Send back the records in full, character for character.

## Records to use
/---

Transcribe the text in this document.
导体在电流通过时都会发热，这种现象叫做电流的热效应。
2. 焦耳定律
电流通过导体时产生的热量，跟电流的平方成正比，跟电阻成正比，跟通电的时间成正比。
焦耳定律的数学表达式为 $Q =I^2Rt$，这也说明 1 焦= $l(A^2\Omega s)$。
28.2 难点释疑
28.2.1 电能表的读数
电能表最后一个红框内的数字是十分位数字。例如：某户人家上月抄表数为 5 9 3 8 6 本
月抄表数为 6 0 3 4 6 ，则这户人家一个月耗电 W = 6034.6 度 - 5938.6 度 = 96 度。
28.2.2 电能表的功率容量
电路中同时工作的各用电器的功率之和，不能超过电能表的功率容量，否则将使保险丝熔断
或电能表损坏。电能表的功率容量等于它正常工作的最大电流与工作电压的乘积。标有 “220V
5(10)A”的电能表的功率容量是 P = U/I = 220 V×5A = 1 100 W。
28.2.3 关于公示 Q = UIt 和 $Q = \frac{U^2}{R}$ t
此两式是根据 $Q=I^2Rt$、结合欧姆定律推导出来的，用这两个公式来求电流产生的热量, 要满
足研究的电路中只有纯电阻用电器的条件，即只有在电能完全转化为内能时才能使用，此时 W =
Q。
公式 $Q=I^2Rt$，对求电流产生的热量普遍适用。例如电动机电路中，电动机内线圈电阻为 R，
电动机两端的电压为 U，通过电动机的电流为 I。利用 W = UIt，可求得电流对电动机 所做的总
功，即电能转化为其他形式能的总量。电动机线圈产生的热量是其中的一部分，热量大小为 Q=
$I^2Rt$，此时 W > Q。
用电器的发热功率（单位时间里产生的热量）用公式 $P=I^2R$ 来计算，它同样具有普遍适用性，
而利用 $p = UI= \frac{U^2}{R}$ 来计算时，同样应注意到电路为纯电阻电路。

\---

## The reply
Transcribe the text in this document.
导体在电流通过时都会发热，这种现象叫做电流的热效应。
2. 焦耳定律
电流通过导体时产生的热量，跟电流的平方成正比，跟电阻成正比，跟通电的时间成正比。
焦耳定律的数学表达式为 $Q =I^2Rt$，这也说明 1 焦= $l(A^2\Omega s)$。
28.2 难点释疑
28.2.1 电能表的读数
电能表最后一个红框内的数字是十分位数字。例如：某户人家上月抄表数为 5 9 3 8 6 本
月抄表数为 6 0 3 4 6 ，则这户人家一个月耗电 W = 6034.6 度 - 5938.6 度 = 96 度。
28.2.2 电能表的功率容量
电路中同时工作的各用电器的功率之和，不能超过电能表的功率容量，否则将使保险丝熔断
或电能表损坏。电能表的功率容量等于它正常工作的最大电流与工作电压的乘积。标有 “220V
5(10)A”的电能表的功率容量是 P = U/I = 220 V×5A = 1 100 W。
28.2.3 关于公示 Q = UIt 和 $Q = \frac{U^2}{R}$ t
此两式是根据 $Q=I^2Rt$、结合欧姆定律推导出来的，用这两个公式来求电流产生的热量, 要满
足研究的电路中只有纯电阻用电器的条件，即只有在电能完全转化为内能时才能使用，此时 W =
Q。
公式 $Q=I^2Rt$，对求电流产生的热量普遍适用。例如电动机电路中，电动机内线圈电阻为 R，
电动机两端的电压为 U，通过电动机的电流为 I。利用 W = UIt，可求得电流对电动机 所做的总
功，即电能转化为其他形式能的总量。电动机线圈产生的热量是其中的一部分，热量大小为 Q=
$I^2Rt$，此时 W > Q。
用电器的发热功率（单位时间里产生的热量）用公式 $P=I^2R$ 来计算，它同样具有普遍适用性，
而利用 $p = UI= \frac{U^2}{R}$ 来计算时，同样应注意到电路为纯电阻电路。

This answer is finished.